Stored data:
● ● ●

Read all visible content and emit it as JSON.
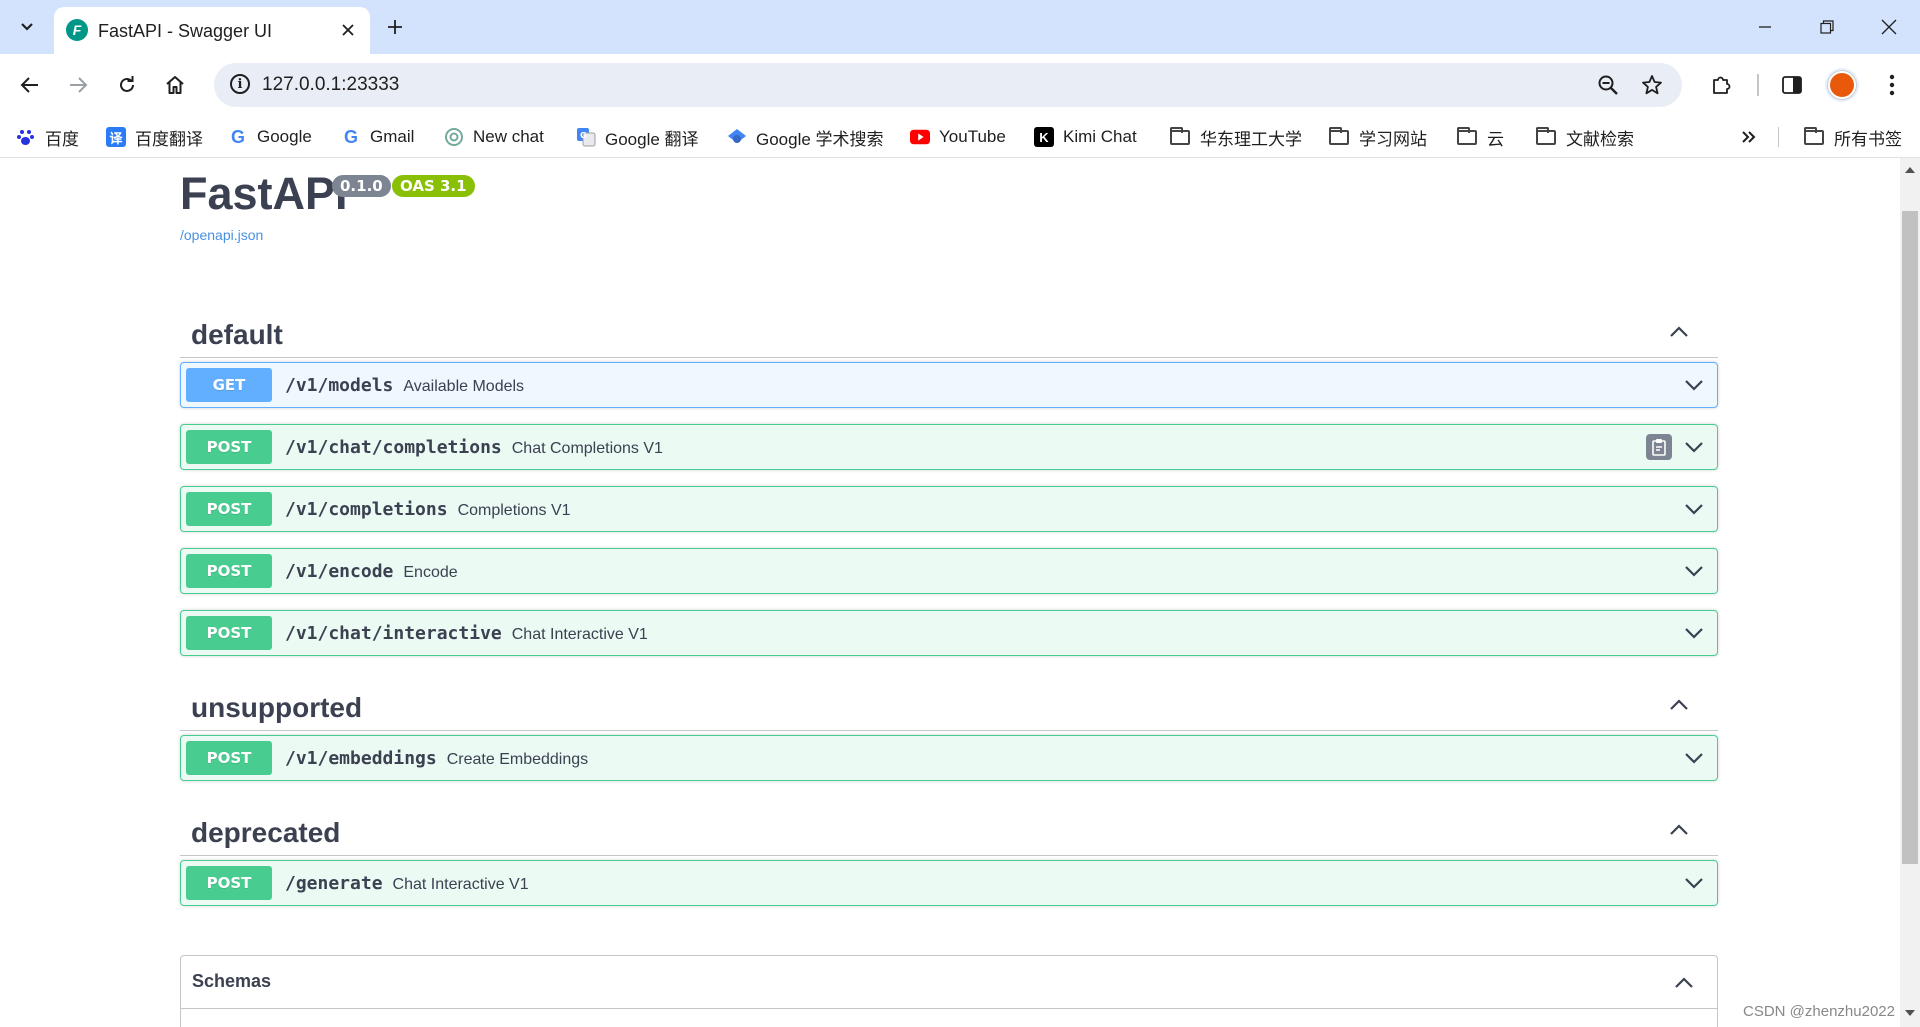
{
  "browser": {
    "tab_title": "FastAPI - Swagger UI",
    "favicon_letter": "F",
    "url": "127.0.0.1:23333",
    "bookmarks": [
      {
        "label": "百度",
        "icon": "baidu-paw-icon"
      },
      {
        "label": "百度翻译",
        "icon": "translate-icon",
        "glyph": "译"
      },
      {
        "label": "Google",
        "icon": "google-icon",
        "glyph": "G"
      },
      {
        "label": "Gmail",
        "icon": "google-icon",
        "glyph": "G"
      },
      {
        "label": "New chat",
        "icon": "openai-icon"
      },
      {
        "label": "Google 翻译",
        "icon": "google-translate-icon"
      },
      {
        "label": "Google 学术搜索",
        "icon": "scholar-icon"
      },
      {
        "label": "YouTube",
        "icon": "youtube-icon"
      },
      {
        "label": "Kimi Chat",
        "icon": "kimi-icon",
        "glyph": "K"
      },
      {
        "label": "华东理工大学",
        "icon": "folder-icon"
      },
      {
        "label": "学习网站",
        "icon": "folder-icon"
      },
      {
        "label": "云",
        "icon": "folder-icon"
      },
      {
        "label": "文献检索",
        "icon": "folder-icon"
      }
    ],
    "all_bookmarks": "所有书签"
  },
  "api": {
    "title": "FastAPI",
    "version": "0.1.0",
    "oas": "OAS 3.1",
    "openapi_link": "/openapi.json"
  },
  "tags": [
    {
      "name": "default",
      "operations": [
        {
          "method": "GET",
          "path": "/v1/models",
          "summary": "Available Models"
        },
        {
          "method": "POST",
          "path": "/v1/chat/completions",
          "summary": "Chat Completions V1"
        },
        {
          "method": "POST",
          "path": "/v1/completions",
          "summary": "Completions V1"
        },
        {
          "method": "POST",
          "path": "/v1/encode",
          "summary": "Encode"
        },
        {
          "method": "POST",
          "path": "/v1/chat/interactive",
          "summary": "Chat Interactive V1"
        }
      ]
    },
    {
      "name": "unsupported",
      "operations": [
        {
          "method": "POST",
          "path": "/v1/embeddings",
          "summary": "Create Embeddings"
        }
      ]
    },
    {
      "name": "deprecated",
      "operations": [
        {
          "method": "POST",
          "path": "/generate",
          "summary": "Chat Interactive V1"
        }
      ]
    }
  ],
  "schemas_title": "Schemas",
  "watermark": "CSDN @zhenzhu2022",
  "colors": {
    "get": "#61affe",
    "post": "#49cc90",
    "version_badge": "#7d8492",
    "oas_badge": "#89bf04",
    "link": "#4990e2"
  }
}
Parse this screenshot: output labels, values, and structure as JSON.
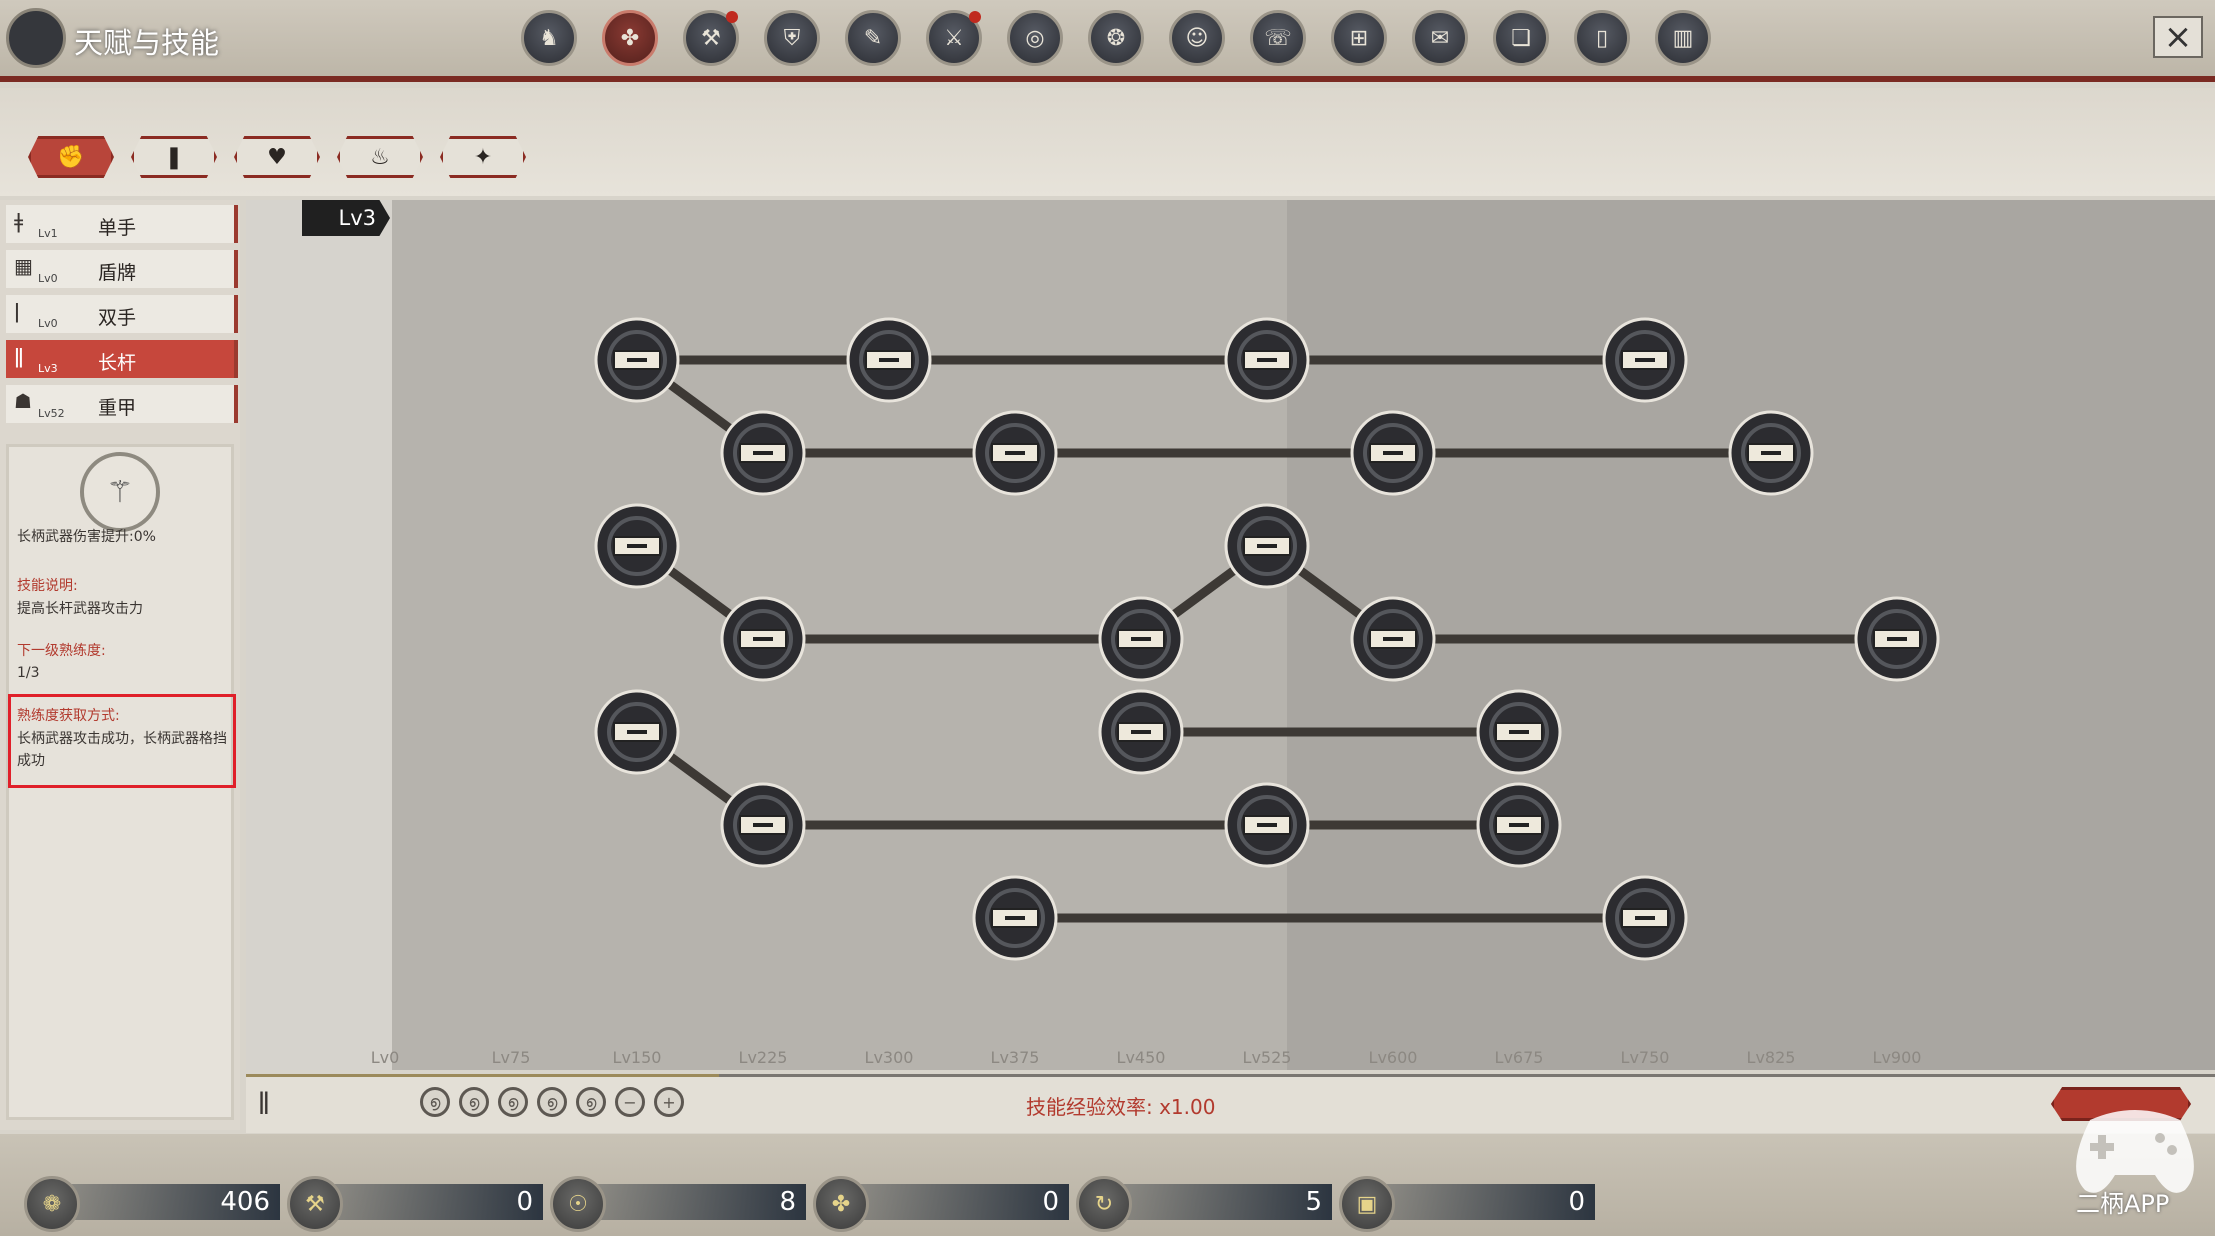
{
  "window": {
    "title": "天赋与技能",
    "close_icon": "×"
  },
  "top_icons": [
    {
      "name": "helmet-icon",
      "glyph": "♞",
      "active": false,
      "dot": false
    },
    {
      "name": "talent-tree-icon",
      "glyph": "✤",
      "active": true,
      "dot": false
    },
    {
      "name": "crafting-icon",
      "glyph": "⚒",
      "active": false,
      "dot": true
    },
    {
      "name": "shield-emblem-icon",
      "glyph": "⛨",
      "active": false,
      "dot": false
    },
    {
      "name": "scroll-icon",
      "glyph": "✎",
      "active": false,
      "dot": false
    },
    {
      "name": "spartan-helmet-icon",
      "glyph": "⚔",
      "active": false,
      "dot": true
    },
    {
      "name": "coin-icon",
      "glyph": "◎",
      "active": false,
      "dot": false
    },
    {
      "name": "dragon-icon",
      "glyph": "❂",
      "active": false,
      "dot": false
    },
    {
      "name": "face-icon",
      "glyph": "☺",
      "active": false,
      "dot": false
    },
    {
      "name": "phone-icon",
      "glyph": "☏",
      "active": false,
      "dot": false
    },
    {
      "name": "map-icon",
      "glyph": "⊞",
      "active": false,
      "dot": false
    },
    {
      "name": "quest-book-icon",
      "glyph": "✉",
      "active": false,
      "dot": false
    },
    {
      "name": "codex-icon",
      "glyph": "❏",
      "active": false,
      "dot": false
    },
    {
      "name": "card-icon",
      "glyph": "▯",
      "active": false,
      "dot": false
    },
    {
      "name": "ranking-icon",
      "glyph": "▥",
      "active": false,
      "dot": false
    }
  ],
  "category_tabs": [
    {
      "name": "tab-combat",
      "glyph": "✊",
      "active": true
    },
    {
      "name": "tab-movement",
      "glyph": "❚",
      "active": false
    },
    {
      "name": "tab-vitality",
      "glyph": "♥",
      "active": false
    },
    {
      "name": "tab-alchemy",
      "glyph": "♨",
      "active": false
    },
    {
      "name": "tab-misc",
      "glyph": "✦",
      "active": false
    }
  ],
  "weapons": [
    {
      "name": "单手",
      "level": "Lv1",
      "glyph": "ǂ",
      "active": false
    },
    {
      "name": "盾牌",
      "level": "Lv0",
      "glyph": "▦",
      "active": false
    },
    {
      "name": "双手",
      "level": "Lv0",
      "glyph": "ǀ",
      "active": false
    },
    {
      "name": "长杆",
      "level": "Lv3",
      "glyph": "ǁ",
      "active": true
    },
    {
      "name": "重甲",
      "level": "Lv52",
      "glyph": "☗",
      "active": false
    }
  ],
  "detail": {
    "emblem": "⚚",
    "bonus": "长柄武器伤害提升:0%",
    "desc_heading": "技能说明:",
    "desc": "提高长杆武器攻击力",
    "next_heading": "下一级熟练度:",
    "next_value": "1/3",
    "gain_heading": "熟练度获取方式:",
    "gain_text": "长柄武器攻击成功，长柄武器格挡成功"
  },
  "tree": {
    "current_level": "Lv3",
    "axis_labels": [
      "Lv0",
      "Lv75",
      "Lv150",
      "Lv225",
      "Lv300",
      "Lv375",
      "Lv450",
      "Lv525",
      "Lv600",
      "Lv675",
      "Lv750",
      "Lv825",
      "Lv900"
    ],
    "nodes": [
      {
        "id": "a1",
        "col": 2,
        "row": 0
      },
      {
        "id": "a2",
        "col": 4,
        "row": 0
      },
      {
        "id": "a3",
        "col": 7,
        "row": 0
      },
      {
        "id": "a4",
        "col": 10,
        "row": 0
      },
      {
        "id": "b1",
        "col": 3,
        "row": 1
      },
      {
        "id": "b2",
        "col": 5,
        "row": 1
      },
      {
        "id": "b3",
        "col": 8,
        "row": 1
      },
      {
        "id": "b4",
        "col": 11,
        "row": 1
      },
      {
        "id": "c1",
        "col": 2,
        "row": 2
      },
      {
        "id": "c2",
        "col": 7,
        "row": 2
      },
      {
        "id": "d1",
        "col": 3,
        "row": 3
      },
      {
        "id": "d2",
        "col": 6,
        "row": 3
      },
      {
        "id": "d3",
        "col": 8,
        "row": 3
      },
      {
        "id": "d4",
        "col": 12,
        "row": 3
      },
      {
        "id": "e1",
        "col": 2,
        "row": 4
      },
      {
        "id": "e2",
        "col": 6,
        "row": 4
      },
      {
        "id": "e3",
        "col": 9,
        "row": 4
      },
      {
        "id": "f1",
        "col": 3,
        "row": 5
      },
      {
        "id": "f2",
        "col": 7,
        "row": 5
      },
      {
        "id": "f3",
        "col": 9,
        "row": 5
      },
      {
        "id": "g1",
        "col": 5,
        "row": 6
      },
      {
        "id": "g2",
        "col": 10,
        "row": 6
      }
    ],
    "links": [
      [
        "a1",
        "a2"
      ],
      [
        "a2",
        "a3"
      ],
      [
        "a3",
        "a4"
      ],
      [
        "a1",
        "b1"
      ],
      [
        "b1",
        "b2"
      ],
      [
        "b2",
        "b3"
      ],
      [
        "b3",
        "b4"
      ],
      [
        "c1",
        "d1"
      ],
      [
        "d1",
        "d2"
      ],
      [
        "d2",
        "c2"
      ],
      [
        "c2",
        "d3"
      ],
      [
        "d3",
        "d4"
      ],
      [
        "e2",
        "e3"
      ],
      [
        "e1",
        "f1"
      ],
      [
        "f1",
        "f2"
      ],
      [
        "f2",
        "f3"
      ],
      [
        "g1",
        "g2"
      ]
    ]
  },
  "footer": {
    "weapon_glyph": "ǁ",
    "exp_rate": "技能经验效率: x1.00",
    "progress_fraction": 0.24,
    "glyphs": [
      "൭",
      "൭",
      "൭",
      "൭",
      "൭",
      "−",
      "+"
    ]
  },
  "resources": [
    {
      "name": "coins-icon",
      "glyph": "❁",
      "value": "406"
    },
    {
      "name": "hammer-icon",
      "glyph": "⚒",
      "value": "0"
    },
    {
      "name": "ouroboros-icon",
      "glyph": "☉",
      "value": "8"
    },
    {
      "name": "talent-point-icon",
      "glyph": "✤",
      "value": "0"
    },
    {
      "name": "cycle-icon",
      "glyph": "↻",
      "value": "5"
    },
    {
      "name": "chest-icon",
      "glyph": "▣",
      "value": "0"
    }
  ],
  "watermark": {
    "text": "二柄APP"
  },
  "colors": {
    "accent_red": "#b23a2e",
    "node_dark": "#2c2c30",
    "link_dark": "#3d3935"
  }
}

● ● ●

## Short task
Filter out all lines lacking the word "helmet" and copy the rest.

## Result for this exercise
      "name": "helmet-icon",
      "name": "spartan-helmet-icon",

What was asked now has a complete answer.